What is expected -> Copy the data precisely, keeping every character.

[Stored data]
>> Begin

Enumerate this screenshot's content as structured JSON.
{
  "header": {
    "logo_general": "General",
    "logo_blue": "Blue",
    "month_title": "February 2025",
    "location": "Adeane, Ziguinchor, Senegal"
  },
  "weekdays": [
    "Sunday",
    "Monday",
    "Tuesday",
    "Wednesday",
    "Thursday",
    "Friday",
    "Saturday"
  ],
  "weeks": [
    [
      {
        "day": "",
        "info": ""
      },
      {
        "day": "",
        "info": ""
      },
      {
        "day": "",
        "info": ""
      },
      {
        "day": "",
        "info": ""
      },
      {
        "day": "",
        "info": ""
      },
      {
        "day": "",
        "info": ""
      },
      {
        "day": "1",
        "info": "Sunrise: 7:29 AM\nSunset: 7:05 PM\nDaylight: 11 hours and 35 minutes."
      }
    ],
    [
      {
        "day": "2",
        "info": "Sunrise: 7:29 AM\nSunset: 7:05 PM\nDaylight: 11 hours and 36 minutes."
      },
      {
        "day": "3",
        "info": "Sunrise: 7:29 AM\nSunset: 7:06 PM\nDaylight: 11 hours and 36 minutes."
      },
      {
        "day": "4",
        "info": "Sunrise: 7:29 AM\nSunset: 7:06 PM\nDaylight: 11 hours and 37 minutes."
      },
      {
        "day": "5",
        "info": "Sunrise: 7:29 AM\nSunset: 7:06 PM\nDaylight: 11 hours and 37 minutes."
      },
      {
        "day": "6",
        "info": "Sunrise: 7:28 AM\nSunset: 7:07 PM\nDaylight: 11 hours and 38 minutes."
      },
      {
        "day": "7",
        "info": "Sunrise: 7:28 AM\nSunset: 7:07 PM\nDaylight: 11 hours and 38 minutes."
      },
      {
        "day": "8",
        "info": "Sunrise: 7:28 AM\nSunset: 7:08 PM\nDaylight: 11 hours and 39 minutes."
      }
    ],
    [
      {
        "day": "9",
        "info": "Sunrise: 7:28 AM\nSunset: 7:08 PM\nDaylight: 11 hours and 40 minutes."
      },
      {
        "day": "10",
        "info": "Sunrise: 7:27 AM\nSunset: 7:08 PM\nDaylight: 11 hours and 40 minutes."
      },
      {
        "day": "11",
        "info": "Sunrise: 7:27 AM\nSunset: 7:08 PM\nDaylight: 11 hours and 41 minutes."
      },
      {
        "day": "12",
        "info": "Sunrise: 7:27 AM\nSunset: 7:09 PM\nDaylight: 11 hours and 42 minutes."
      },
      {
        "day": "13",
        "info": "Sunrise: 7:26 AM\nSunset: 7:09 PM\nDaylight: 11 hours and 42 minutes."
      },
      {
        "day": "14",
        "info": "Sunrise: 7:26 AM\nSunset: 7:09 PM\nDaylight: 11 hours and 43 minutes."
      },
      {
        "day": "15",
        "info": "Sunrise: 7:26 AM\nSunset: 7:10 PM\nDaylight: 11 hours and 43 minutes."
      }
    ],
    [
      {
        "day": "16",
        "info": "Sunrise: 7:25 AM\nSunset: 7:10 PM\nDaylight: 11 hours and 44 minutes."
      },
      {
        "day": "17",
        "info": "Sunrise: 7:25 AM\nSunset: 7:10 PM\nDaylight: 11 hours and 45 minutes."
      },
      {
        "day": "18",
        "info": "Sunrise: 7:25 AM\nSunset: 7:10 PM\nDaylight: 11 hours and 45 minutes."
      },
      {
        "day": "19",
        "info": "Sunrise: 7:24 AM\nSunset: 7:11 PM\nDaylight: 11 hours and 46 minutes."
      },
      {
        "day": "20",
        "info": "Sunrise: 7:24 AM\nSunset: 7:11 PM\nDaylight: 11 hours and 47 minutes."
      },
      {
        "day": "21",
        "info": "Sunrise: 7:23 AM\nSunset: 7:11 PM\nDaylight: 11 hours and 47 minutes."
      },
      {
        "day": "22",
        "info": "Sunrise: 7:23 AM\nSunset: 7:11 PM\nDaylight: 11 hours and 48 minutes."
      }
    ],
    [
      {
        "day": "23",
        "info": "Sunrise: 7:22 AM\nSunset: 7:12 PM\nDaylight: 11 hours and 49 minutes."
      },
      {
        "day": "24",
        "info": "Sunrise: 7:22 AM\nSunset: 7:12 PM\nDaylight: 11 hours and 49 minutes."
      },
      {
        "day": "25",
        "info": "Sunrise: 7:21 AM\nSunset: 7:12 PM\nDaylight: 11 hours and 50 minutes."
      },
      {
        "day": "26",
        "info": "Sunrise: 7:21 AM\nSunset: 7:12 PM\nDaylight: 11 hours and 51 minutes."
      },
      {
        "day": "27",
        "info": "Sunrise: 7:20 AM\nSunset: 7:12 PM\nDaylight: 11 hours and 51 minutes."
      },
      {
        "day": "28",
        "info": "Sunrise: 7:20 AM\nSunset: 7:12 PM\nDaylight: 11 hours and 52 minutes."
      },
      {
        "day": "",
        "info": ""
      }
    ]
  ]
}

>> End

The solution ->
Enumerate this screenshot's content as structured JSON.
{
  "header": {
    "logo_general": "General",
    "logo_blue": "Blue",
    "month_title": "February 2025",
    "location": "Adeane, Ziguinchor, Senegal"
  },
  "weekdays": [
    "Sunday",
    "Monday",
    "Tuesday",
    "Wednesday",
    "Thursday",
    "Friday",
    "Saturday"
  ],
  "weeks": [
    [
      {
        "day": "",
        "info": ""
      },
      {
        "day": "",
        "info": ""
      },
      {
        "day": "",
        "info": ""
      },
      {
        "day": "",
        "info": ""
      },
      {
        "day": "",
        "info": ""
      },
      {
        "day": "",
        "info": ""
      },
      {
        "day": "1",
        "info": "Sunrise: 7:29 AM\nSunset: 7:05 PM\nDaylight: 11 hours and 35 minutes."
      }
    ],
    [
      {
        "day": "2",
        "info": "Sunrise: 7:29 AM\nSunset: 7:05 PM\nDaylight: 11 hours and 36 minutes."
      },
      {
        "day": "3",
        "info": "Sunrise: 7:29 AM\nSunset: 7:06 PM\nDaylight: 11 hours and 36 minutes."
      },
      {
        "day": "4",
        "info": "Sunrise: 7:29 AM\nSunset: 7:06 PM\nDaylight: 11 hours and 37 minutes."
      },
      {
        "day": "5",
        "info": "Sunrise: 7:29 AM\nSunset: 7:06 PM\nDaylight: 11 hours and 37 minutes."
      },
      {
        "day": "6",
        "info": "Sunrise: 7:28 AM\nSunset: 7:07 PM\nDaylight: 11 hours and 38 minutes."
      },
      {
        "day": "7",
        "info": "Sunrise: 7:28 AM\nSunset: 7:07 PM\nDaylight: 11 hours and 38 minutes."
      },
      {
        "day": "8",
        "info": "Sunrise: 7:28 AM\nSunset: 7:08 PM\nDaylight: 11 hours and 39 minutes."
      }
    ],
    [
      {
        "day": "9",
        "info": "Sunrise: 7:28 AM\nSunset: 7:08 PM\nDaylight: 11 hours and 40 minutes."
      },
      {
        "day": "10",
        "info": "Sunrise: 7:27 AM\nSunset: 7:08 PM\nDaylight: 11 hours and 40 minutes."
      },
      {
        "day": "11",
        "info": "Sunrise: 7:27 AM\nSunset: 7:08 PM\nDaylight: 11 hours and 41 minutes."
      },
      {
        "day": "12",
        "info": "Sunrise: 7:27 AM\nSunset: 7:09 PM\nDaylight: 11 hours and 42 minutes."
      },
      {
        "day": "13",
        "info": "Sunrise: 7:26 AM\nSunset: 7:09 PM\nDaylight: 11 hours and 42 minutes."
      },
      {
        "day": "14",
        "info": "Sunrise: 7:26 AM\nSunset: 7:09 PM\nDaylight: 11 hours and 43 minutes."
      },
      {
        "day": "15",
        "info": "Sunrise: 7:26 AM\nSunset: 7:10 PM\nDaylight: 11 hours and 43 minutes."
      }
    ],
    [
      {
        "day": "16",
        "info": "Sunrise: 7:25 AM\nSunset: 7:10 PM\nDaylight: 11 hours and 44 minutes."
      },
      {
        "day": "17",
        "info": "Sunrise: 7:25 AM\nSunset: 7:10 PM\nDaylight: 11 hours and 45 minutes."
      },
      {
        "day": "18",
        "info": "Sunrise: 7:25 AM\nSunset: 7:10 PM\nDaylight: 11 hours and 45 minutes."
      },
      {
        "day": "19",
        "info": "Sunrise: 7:24 AM\nSunset: 7:11 PM\nDaylight: 11 hours and 46 minutes."
      },
      {
        "day": "20",
        "info": "Sunrise: 7:24 AM\nSunset: 7:11 PM\nDaylight: 11 hours and 47 minutes."
      },
      {
        "day": "21",
        "info": "Sunrise: 7:23 AM\nSunset: 7:11 PM\nDaylight: 11 hours and 47 minutes."
      },
      {
        "day": "22",
        "info": "Sunrise: 7:23 AM\nSunset: 7:11 PM\nDaylight: 11 hours and 48 minutes."
      }
    ],
    [
      {
        "day": "23",
        "info": "Sunrise: 7:22 AM\nSunset: 7:12 PM\nDaylight: 11 hours and 49 minutes."
      },
      {
        "day": "24",
        "info": "Sunrise: 7:22 AM\nSunset: 7:12 PM\nDaylight: 11 hours and 49 minutes."
      },
      {
        "day": "25",
        "info": "Sunrise: 7:21 AM\nSunset: 7:12 PM\nDaylight: 11 hours and 50 minutes."
      },
      {
        "day": "26",
        "info": "Sunrise: 7:21 AM\nSunset: 7:12 PM\nDaylight: 11 hours and 51 minutes."
      },
      {
        "day": "27",
        "info": "Sunrise: 7:20 AM\nSunset: 7:12 PM\nDaylight: 11 hours and 51 minutes."
      },
      {
        "day": "28",
        "info": "Sunrise: 7:20 AM\nSunset: 7:12 PM\nDaylight: 11 hours and 52 minutes."
      },
      {
        "day": "",
        "info": ""
      }
    ]
  ]
}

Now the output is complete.